[START Extracted records]

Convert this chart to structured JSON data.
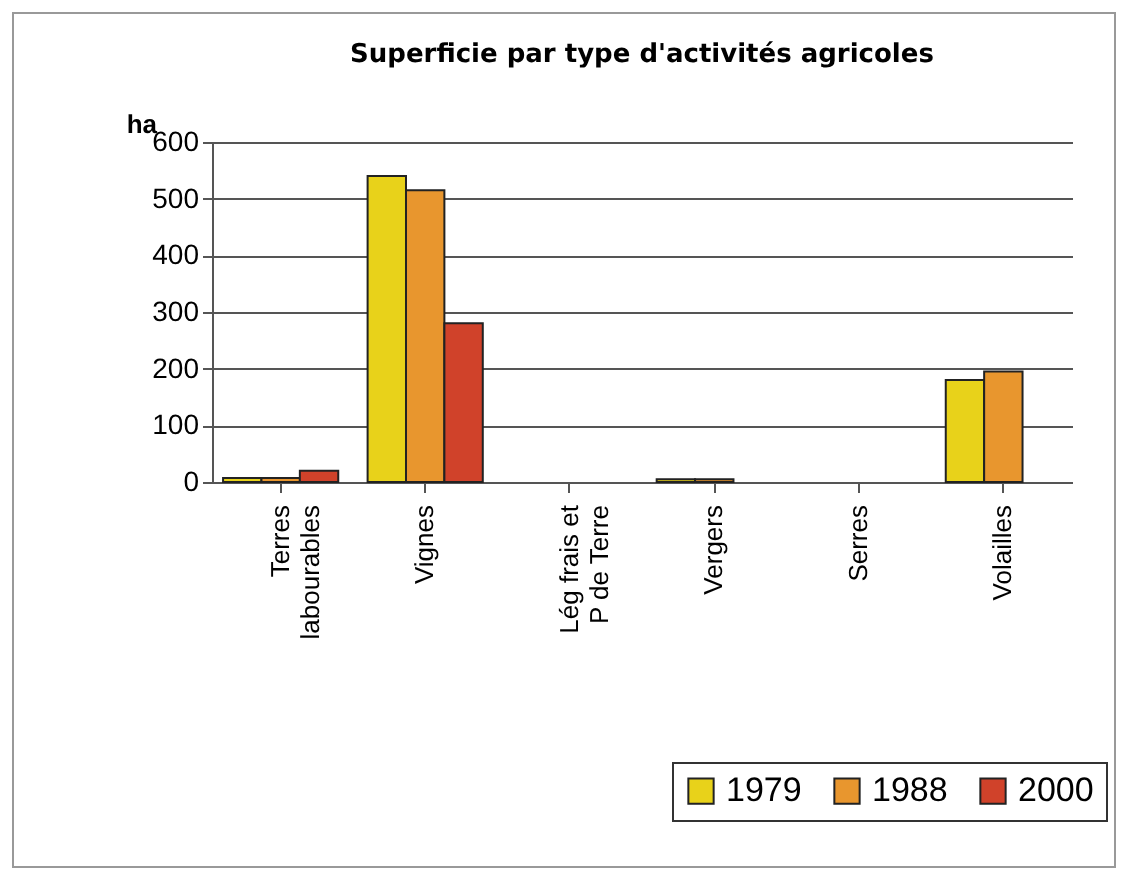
{
  "chart_data": {
    "type": "bar",
    "title": "Superficie par type d'activités agricoles",
    "ylabel": "ha",
    "categories": [
      "Terres\nlabourables",
      "Vignes",
      "Lég frais et\nP de Terre",
      "Vergers",
      "Serres",
      "Volailles"
    ],
    "series": [
      {
        "name": "1979",
        "color": "#e8d21a",
        "values": [
          7,
          540,
          null,
          5,
          null,
          180
        ]
      },
      {
        "name": "1988",
        "color": "#e8962e",
        "values": [
          7,
          515,
          null,
          5,
          null,
          195
        ]
      },
      {
        "name": "2000",
        "color": "#d0422a",
        "values": [
          20,
          280,
          null,
          null,
          null,
          null
        ]
      }
    ],
    "ylim": [
      0,
      600
    ],
    "yticks": [
      0,
      100,
      200,
      300,
      400,
      500,
      600
    ],
    "grid": "y",
    "legend": "bottom right"
  }
}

[END Extracted records]

[Short exercise] Copy the entries exactly. Leave out the images.

[Response]
Convert this chart to structured JSON data.
{
  "chart_data": {
    "type": "bar",
    "title": "Superficie par type d'activités agricoles",
    "ylabel": "ha",
    "categories": [
      "Terres\nlabourables",
      "Vignes",
      "Lég frais et\nP de Terre",
      "Vergers",
      "Serres",
      "Volailles"
    ],
    "series": [
      {
        "name": "1979",
        "color": "#e8d21a",
        "values": [
          7,
          540,
          null,
          5,
          null,
          180
        ]
      },
      {
        "name": "1988",
        "color": "#e8962e",
        "values": [
          7,
          515,
          null,
          5,
          null,
          195
        ]
      },
      {
        "name": "2000",
        "color": "#d0422a",
        "values": [
          20,
          280,
          null,
          null,
          null,
          null
        ]
      }
    ],
    "ylim": [
      0,
      600
    ],
    "yticks": [
      0,
      100,
      200,
      300,
      400,
      500,
      600
    ],
    "grid": "y",
    "legend": "bottom right"
  }
}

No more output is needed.